Do this: Identify the lines that contain the word "occupied", then copy them.

Data rows:
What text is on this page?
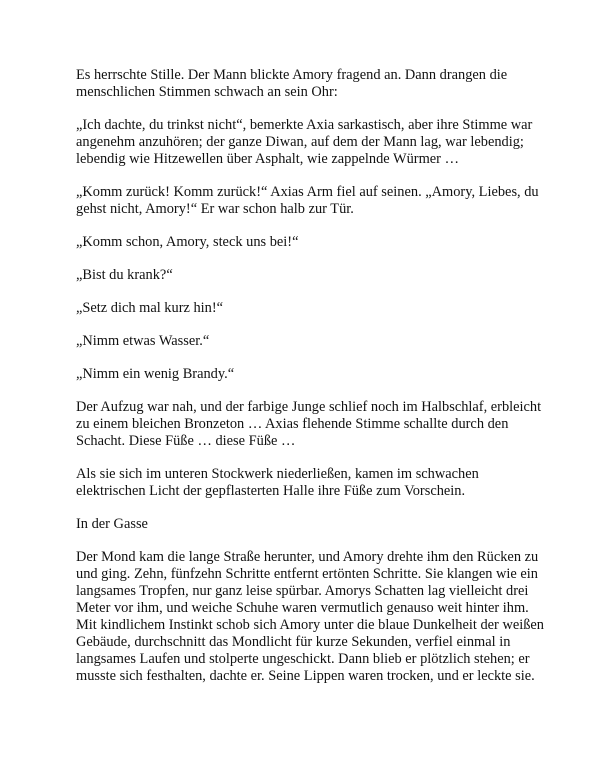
Es herrschte Stille. Der Mann blickte Amory fragend an. Dann drangen die menschlichen Stimmen schwach an sein Ohr:

„Ich dachte, du trinkst nicht“, bemerkte Axia sarkastisch, aber ihre Stimme war angenehm anzuhören; der ganze Diwan, auf dem der Mann lag, war lebendig; lebendig wie Hitzewellen über Asphalt, wie zappelnde Würmer …

„Komm zurück! Komm zurück!“ Axias Arm fiel auf seinen. „Amory, Liebes, du gehst nicht, Amory!“ Er war schon halb zur Tür.

„Komm schon, Amory, steck uns bei!“

„Bist du krank?“

„Setz dich mal kurz hin!“

„Nimm etwas Wasser.“

„Nimm ein wenig Brandy.“

Der Aufzug war nah, und der farbige Junge schlief noch im Halbschlaf, erbleicht zu einem bleichen Bronzeton … Axias flehende Stimme schallte durch den Schacht. Diese Füße … diese Füße …

Als sie sich im unteren Stockwerk niederließen, kamen im schwachen elektrischen Licht der gepflasterten Halle ihre Füße zum Vorschein.

In der Gasse

Der Mond kam die lange Straße herunter, und Amory drehte ihm den Rücken zu und ging. Zehn, fünfzehn Schritte entfernt ertönten Schritte. Sie klangen wie ein langsames Tropfen, nur ganz leise spürbar. Amorys Schatten lag vielleicht drei Meter vor ihm, und weiche Schuhe waren vermutlich genauso weit hinter ihm. Mit kindlichem Instinkt schob sich Amory unter die blaue Dunkelheit der weißen Gebäude, durchschnitt das Mondlicht für kurze Sekunden, verfiel einmal in langsames Laufen und stolperte ungeschickt. Dann blieb er plötzlich stehen; er musste sich festhalten, dachte er. Seine Lippen waren trocken, und er leckte sie.
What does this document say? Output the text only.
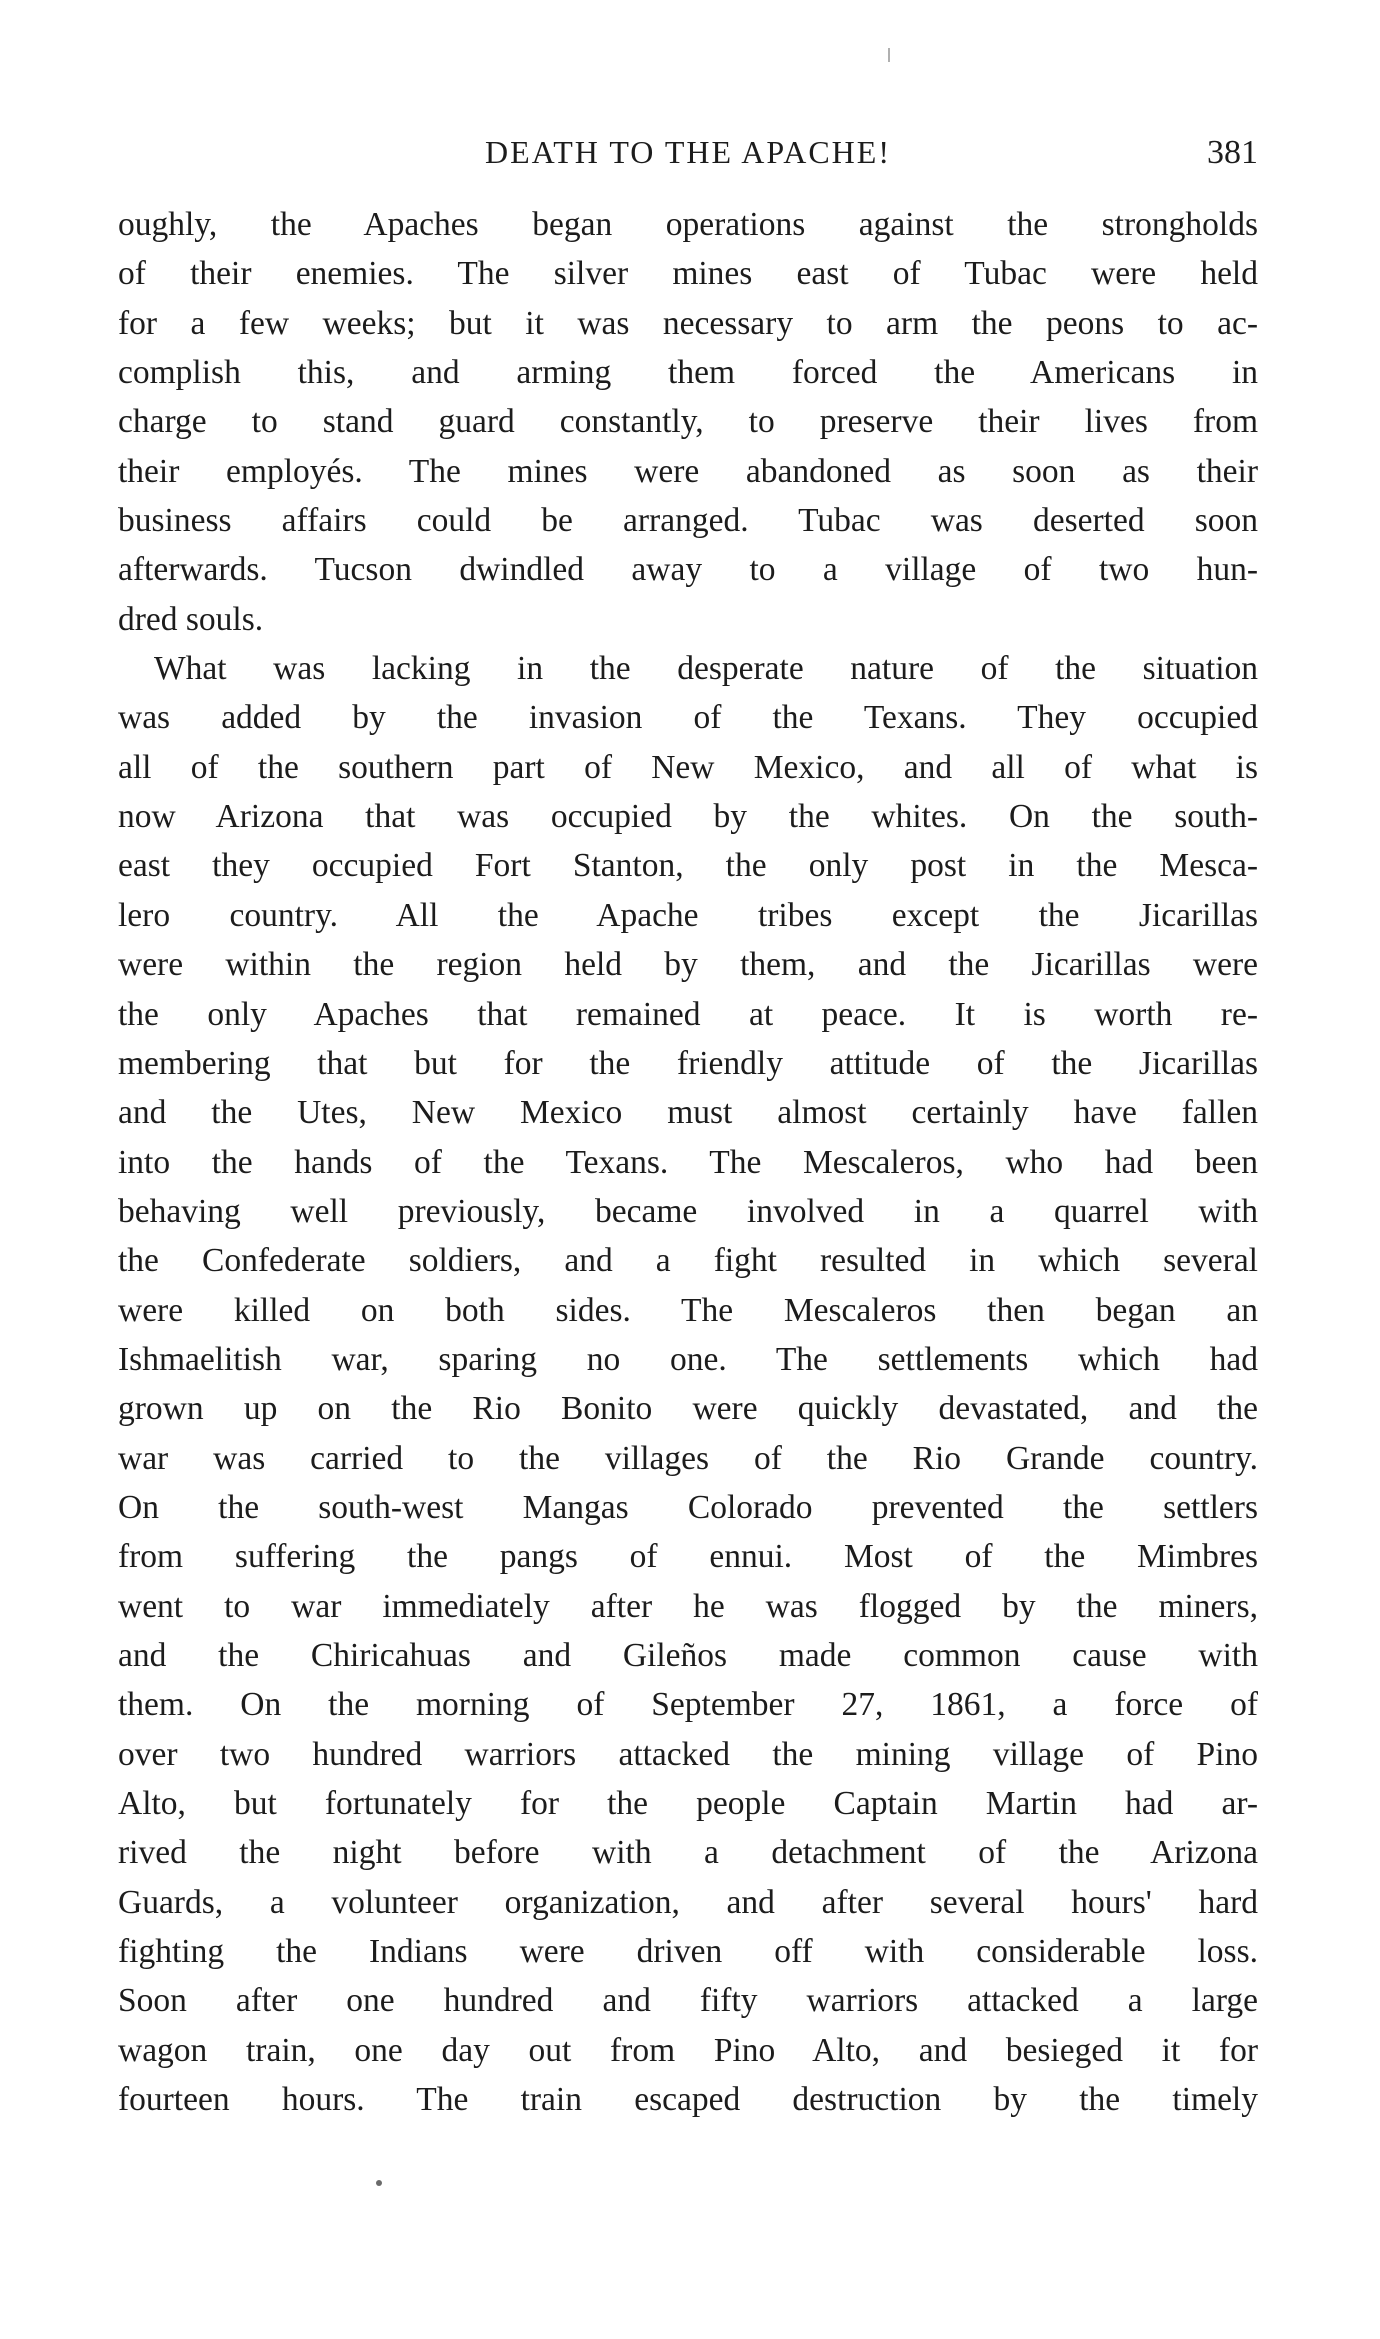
DEATH TO THE APACHE!	381
oughly, the Apaches began operations against the strongholds
of their enemies. The silver mines east of Tubac were held
for a few weeks; but it was necessary to arm the peons to ac-
complish this, and arming them forced the Americans in
charge to stand guard constantly, to preserve their lives from
their employés. The mines were abandoned as soon as their
business affairs could be arranged. Tubac was deserted soon
afterwards. Tucson dwindled away to a village of two hun-
dred souls.
What was lacking in the desperate nature of the situation
was added by the invasion of the Texans. They occupied
all of the southern part of New Mexico, and all of what is
now Arizona that was occupied by the whites. On the south-
east they occupied Fort Stanton, the only post in the Mesca-
lero country. All the Apache tribes except the Jicarillas
were within the region held by them, and the Jicarillas were
the only Apaches that remained at peace. It is worth re-
membering that but for the friendly attitude of the Jicarillas
and the Utes, New Mexico must almost certainly have fallen
into the hands of the Texans. The Mescaleros, who had been
behaving well previously, became involved in a quarrel with
the Confederate soldiers, and a fight resulted in which several
were killed on both sides. The Mescaleros then began an
Ishmaelitish war, sparing no one. The settlements which had
grown up on the Rio Bonito were quickly devastated, and the
war was carried to the villages of the Rio Grande country.
On the south-west Mangas Colorado prevented the settlers
from suffering the pangs of ennui. Most of the Mimbres
went to war immediately after he was flogged by the miners,
and the Chiricahuas and Gileños made common cause with
them. On the morning of September 27, 1861, a force of
over two hundred warriors attacked the mining village of Pino
Alto, but fortunately for the people Captain Martin had ar-
rived the night before with a detachment of the Arizona
Guards, a volunteer organization, and after several hours' hard
fighting the Indians were driven off with considerable loss.
Soon after one hundred and fifty warriors attacked a large
wagon train, one day out from Pino Alto, and besieged it for
fourteen hours. The train escaped destruction by the timely
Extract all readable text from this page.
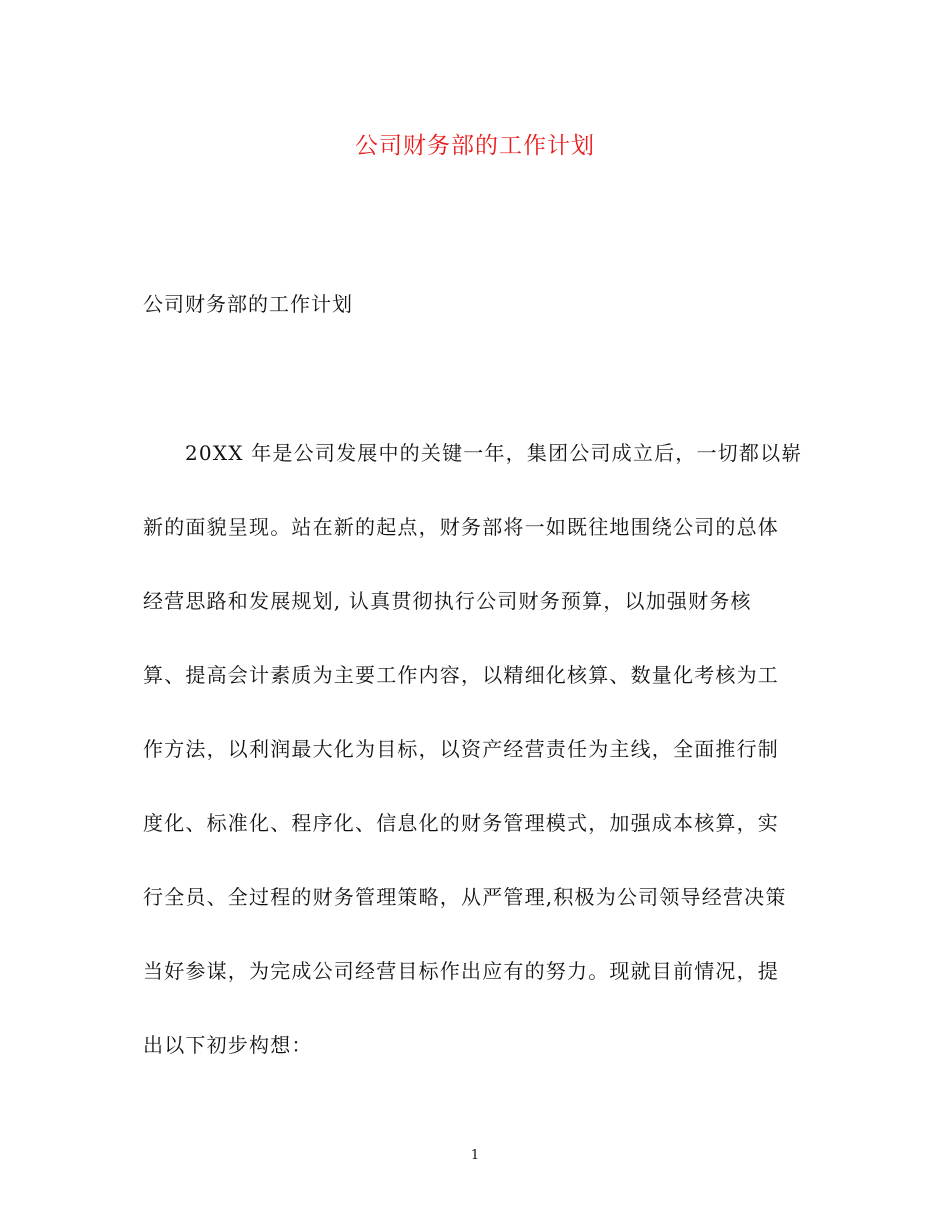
公司财务部的工作计划
公司财务部的工作计划

20XX 年是公司发展中的关键一年，集团公司成立后，一切都以崭
新的面貌呈现。站在新的起点，财务部将一如既往地围绕公司的总体
经营思路和发展规划, 认真贯彻执行公司财务预算，以加强财务核
算、提高会计素质为主要工作内容，以精细化核算、数量化考核为工
作方法，以利润最大化为目标，以资产经营责任为主线，全面推行制
度化、标准化、程序化、信息化的财务管理模式，加强成本核算，实
行全员、全过程的财务管理策略，从严管理,积极为公司领导经营决策
当好参谋，为完成公司经营目标作出应有的努力。现就目前情况，提
出以下初步构想：

1
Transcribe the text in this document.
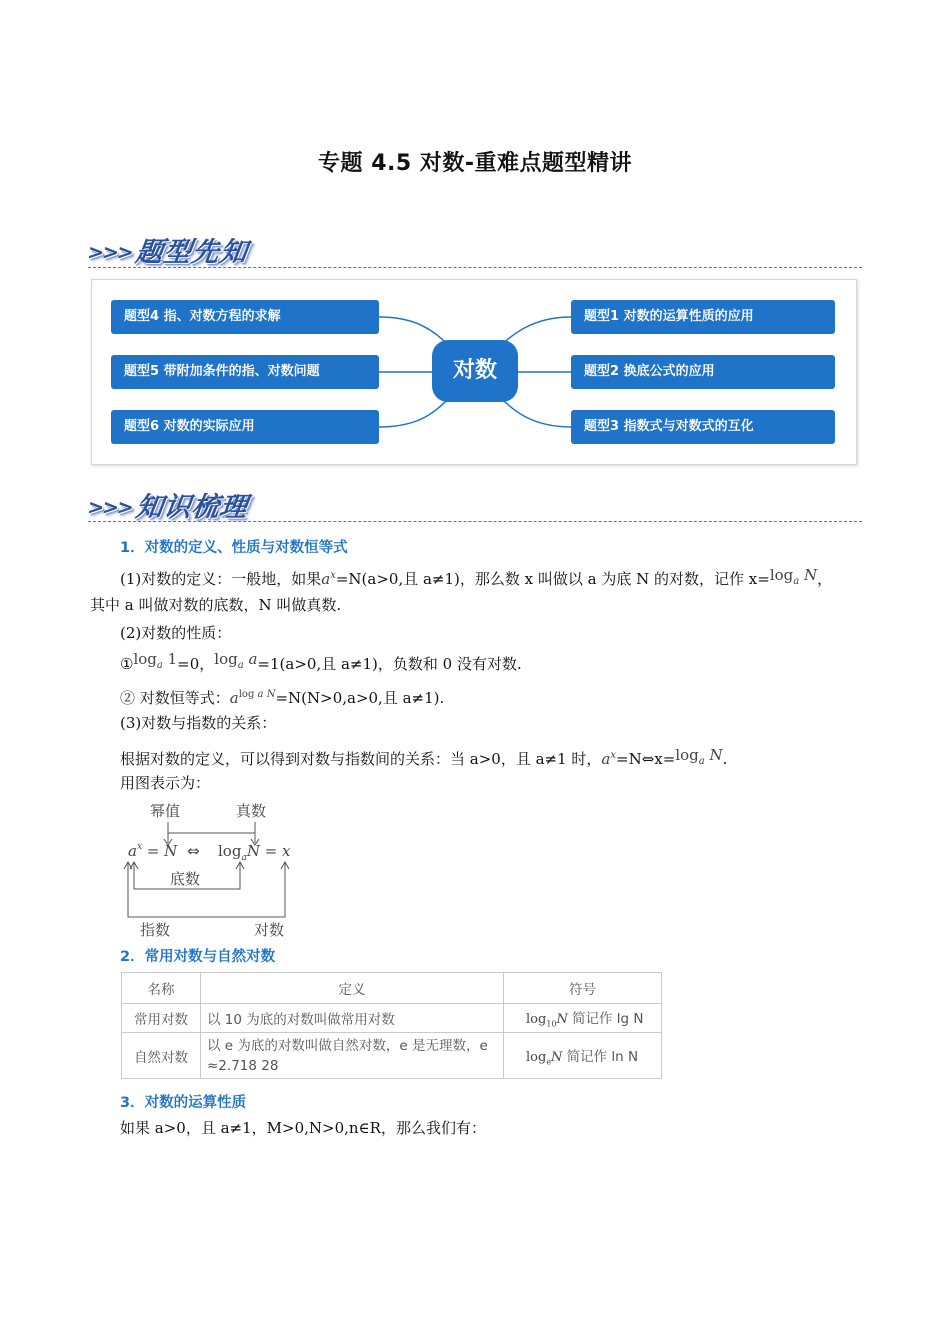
专题 4.5 对数-重难点题型精讲
>>>题型先知
题型4 指、对数方程的求解
题型5 带附加条件的指、对数问题
题型6 对数的实际应用
对数
题型1 对数的运算性质的应用
题型2 换底公式的应用
题型3 指数式与对数式的互化
>>>知识梳理
1．对数的定义、性质与对数恒等式
(1)对数的定义：一般地，如果$a^x=N(a>0$,且 a≠1)，那么数 x 叫做以 a 为底 N 的对数，记作 $x=\log_a$ N，
其中 a 叫做对数的底数，N 叫做真数.
(2)对数的性质：
$①\log_a$ 1=0，$\log_a a=1(a>0$,且 a≠1)，负数和 0 没有对数.
② 对数恒等式：$a^{log a N}=N(N>0,a>0$,且 a≠1).
(3)对数与指数的关系：
根据对数的定义，可以得到对数与指数间的关系：当 a>0，且 a≠1 时，$a^x=N\Leftrightarrow x=\log_a$ N.
用图表示为：
幂值	真数
$a^x = N$ ⇔ $\log_aN = x$
底数
指数	对数
2．常用对数与自然对数
名称	定义	符号
常用对数	以 10 为底的对数叫做常用对数	$\log_{10}N$ 简记作 lg N
自然对数	以 e 为底的对数叫做自然对数，e 是无理数，e ≈2.718 28	$\log_eN$ 简记作 ln N
3．对数的运算性质
如果 a>0，且 a≠1，M>0,N>0,n∈R，那么我们有：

Result:
was added by the invasion of the Texans. They occupied
now Arizona that was occupied by the whites. On the south-
east they occupied Fort Stanton, the only post in the Mesca-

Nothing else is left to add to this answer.